EXERCISE DIRECTIONS -
Select each line of the entries below that contains the string "panel", treating uppercase and lowercase as different.

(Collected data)
-.-.-

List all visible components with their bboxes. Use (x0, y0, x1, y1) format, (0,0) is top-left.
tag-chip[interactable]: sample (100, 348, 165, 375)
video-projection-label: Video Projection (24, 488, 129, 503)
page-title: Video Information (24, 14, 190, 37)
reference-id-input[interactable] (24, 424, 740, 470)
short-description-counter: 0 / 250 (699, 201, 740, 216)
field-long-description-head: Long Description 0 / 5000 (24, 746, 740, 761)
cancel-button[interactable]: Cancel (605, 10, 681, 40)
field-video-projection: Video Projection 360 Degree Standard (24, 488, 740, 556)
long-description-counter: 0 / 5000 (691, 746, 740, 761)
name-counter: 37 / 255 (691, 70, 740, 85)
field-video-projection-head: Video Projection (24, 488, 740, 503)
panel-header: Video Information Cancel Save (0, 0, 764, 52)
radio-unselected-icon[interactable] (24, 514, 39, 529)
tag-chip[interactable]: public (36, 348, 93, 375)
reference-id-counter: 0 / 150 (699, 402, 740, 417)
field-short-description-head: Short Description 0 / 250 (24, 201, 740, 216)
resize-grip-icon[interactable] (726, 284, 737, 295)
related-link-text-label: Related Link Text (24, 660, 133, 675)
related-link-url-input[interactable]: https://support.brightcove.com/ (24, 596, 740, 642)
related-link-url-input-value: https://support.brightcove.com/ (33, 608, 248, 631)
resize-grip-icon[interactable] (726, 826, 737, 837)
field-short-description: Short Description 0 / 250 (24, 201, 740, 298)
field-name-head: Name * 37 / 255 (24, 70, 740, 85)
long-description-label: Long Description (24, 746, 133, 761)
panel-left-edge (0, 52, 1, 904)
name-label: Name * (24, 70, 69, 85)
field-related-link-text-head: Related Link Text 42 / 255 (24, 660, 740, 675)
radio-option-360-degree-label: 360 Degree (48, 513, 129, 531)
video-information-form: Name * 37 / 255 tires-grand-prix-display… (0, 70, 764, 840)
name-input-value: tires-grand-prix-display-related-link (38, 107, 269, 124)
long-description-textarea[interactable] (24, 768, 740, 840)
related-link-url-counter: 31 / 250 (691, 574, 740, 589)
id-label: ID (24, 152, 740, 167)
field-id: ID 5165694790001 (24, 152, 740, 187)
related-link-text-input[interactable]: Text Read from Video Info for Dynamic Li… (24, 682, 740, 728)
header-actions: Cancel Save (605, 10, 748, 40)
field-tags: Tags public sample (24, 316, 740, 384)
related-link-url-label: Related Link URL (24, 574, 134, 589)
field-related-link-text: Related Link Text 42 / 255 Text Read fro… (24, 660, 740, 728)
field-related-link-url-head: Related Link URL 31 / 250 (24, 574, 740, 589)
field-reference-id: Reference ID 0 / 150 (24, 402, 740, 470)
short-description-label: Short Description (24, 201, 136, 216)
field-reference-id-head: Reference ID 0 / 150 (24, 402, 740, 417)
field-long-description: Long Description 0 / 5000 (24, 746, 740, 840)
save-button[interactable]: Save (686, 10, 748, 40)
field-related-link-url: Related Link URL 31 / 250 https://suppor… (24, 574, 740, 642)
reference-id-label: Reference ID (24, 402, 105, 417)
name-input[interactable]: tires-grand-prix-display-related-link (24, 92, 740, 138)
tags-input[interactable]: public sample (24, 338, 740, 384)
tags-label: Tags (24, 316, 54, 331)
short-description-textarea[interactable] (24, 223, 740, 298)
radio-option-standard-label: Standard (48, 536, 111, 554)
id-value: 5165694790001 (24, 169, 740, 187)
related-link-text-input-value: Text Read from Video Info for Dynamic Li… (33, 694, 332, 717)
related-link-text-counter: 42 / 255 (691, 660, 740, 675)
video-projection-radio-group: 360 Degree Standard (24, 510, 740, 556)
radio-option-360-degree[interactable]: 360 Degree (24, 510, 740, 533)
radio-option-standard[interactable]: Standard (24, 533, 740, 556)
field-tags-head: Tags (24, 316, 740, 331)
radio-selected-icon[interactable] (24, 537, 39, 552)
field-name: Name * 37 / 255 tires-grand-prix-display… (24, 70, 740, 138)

-.-.-

FULL ANSWER -
panel-header: Video Information Cancel Save (0, 0, 764, 52)
panel-left-edge (0, 52, 1, 904)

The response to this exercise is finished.